■ **TASK TO COMPLETE**
Give every line back verbatim, dropping all images.

-- Start --

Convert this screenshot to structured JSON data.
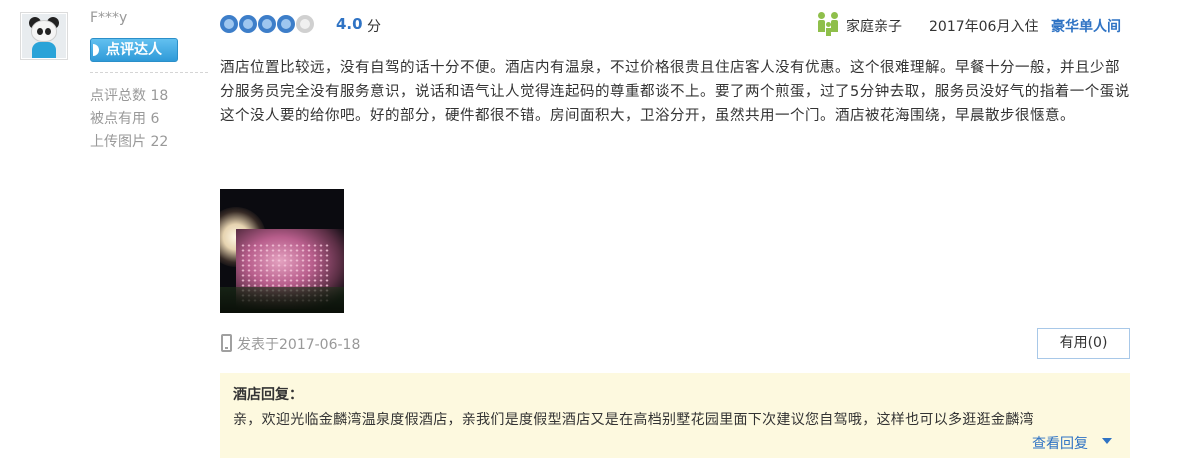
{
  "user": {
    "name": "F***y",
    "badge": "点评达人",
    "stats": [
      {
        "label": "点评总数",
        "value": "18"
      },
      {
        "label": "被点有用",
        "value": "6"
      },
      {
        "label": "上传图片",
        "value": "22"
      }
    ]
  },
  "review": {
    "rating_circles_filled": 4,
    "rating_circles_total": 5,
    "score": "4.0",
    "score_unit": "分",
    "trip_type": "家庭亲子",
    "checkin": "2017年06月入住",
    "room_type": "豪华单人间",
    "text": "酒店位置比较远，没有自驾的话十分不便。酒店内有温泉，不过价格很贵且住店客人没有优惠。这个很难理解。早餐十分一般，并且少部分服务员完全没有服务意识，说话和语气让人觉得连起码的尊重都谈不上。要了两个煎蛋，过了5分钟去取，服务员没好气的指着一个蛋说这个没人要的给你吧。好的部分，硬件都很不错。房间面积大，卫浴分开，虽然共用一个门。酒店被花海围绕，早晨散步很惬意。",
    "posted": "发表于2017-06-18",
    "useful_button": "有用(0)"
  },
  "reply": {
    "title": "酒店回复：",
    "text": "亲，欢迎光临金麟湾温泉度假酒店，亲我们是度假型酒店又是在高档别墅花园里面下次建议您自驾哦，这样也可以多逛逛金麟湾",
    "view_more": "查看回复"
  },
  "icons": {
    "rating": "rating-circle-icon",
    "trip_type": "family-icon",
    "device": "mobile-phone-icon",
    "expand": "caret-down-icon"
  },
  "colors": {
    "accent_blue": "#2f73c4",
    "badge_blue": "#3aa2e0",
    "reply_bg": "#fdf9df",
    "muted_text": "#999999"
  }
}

-- End --

■ **SOLUTION FOR THIS EXERCISE**
Convert this screenshot to structured JSON data.
{
  "user": {
    "name": "F***y",
    "badge": "点评达人",
    "stats": [
      {
        "label": "点评总数",
        "value": "18"
      },
      {
        "label": "被点有用",
        "value": "6"
      },
      {
        "label": "上传图片",
        "value": "22"
      }
    ]
  },
  "review": {
    "rating_circles_filled": 4,
    "rating_circles_total": 5,
    "score": "4.0",
    "score_unit": "分",
    "trip_type": "家庭亲子",
    "checkin": "2017年06月入住",
    "room_type": "豪华单人间",
    "text": "酒店位置比较远，没有自驾的话十分不便。酒店内有温泉，不过价格很贵且住店客人没有优惠。这个很难理解。早餐十分一般，并且少部分服务员完全没有服务意识，说话和语气让人觉得连起码的尊重都谈不上。要了两个煎蛋，过了5分钟去取，服务员没好气的指着一个蛋说这个没人要的给你吧。好的部分，硬件都很不错。房间面积大，卫浴分开，虽然共用一个门。酒店被花海围绕，早晨散步很惬意。",
    "posted": "发表于2017-06-18",
    "useful_button": "有用(0)"
  },
  "reply": {
    "title": "酒店回复：",
    "text": "亲，欢迎光临金麟湾温泉度假酒店，亲我们是度假型酒店又是在高档别墅花园里面下次建议您自驾哦，这样也可以多逛逛金麟湾",
    "view_more": "查看回复"
  },
  "icons": {
    "rating": "rating-circle-icon",
    "trip_type": "family-icon",
    "device": "mobile-phone-icon",
    "expand": "caret-down-icon"
  },
  "colors": {
    "accent_blue": "#2f73c4",
    "badge_blue": "#3aa2e0",
    "reply_bg": "#fdf9df",
    "muted_text": "#999999"
  }
}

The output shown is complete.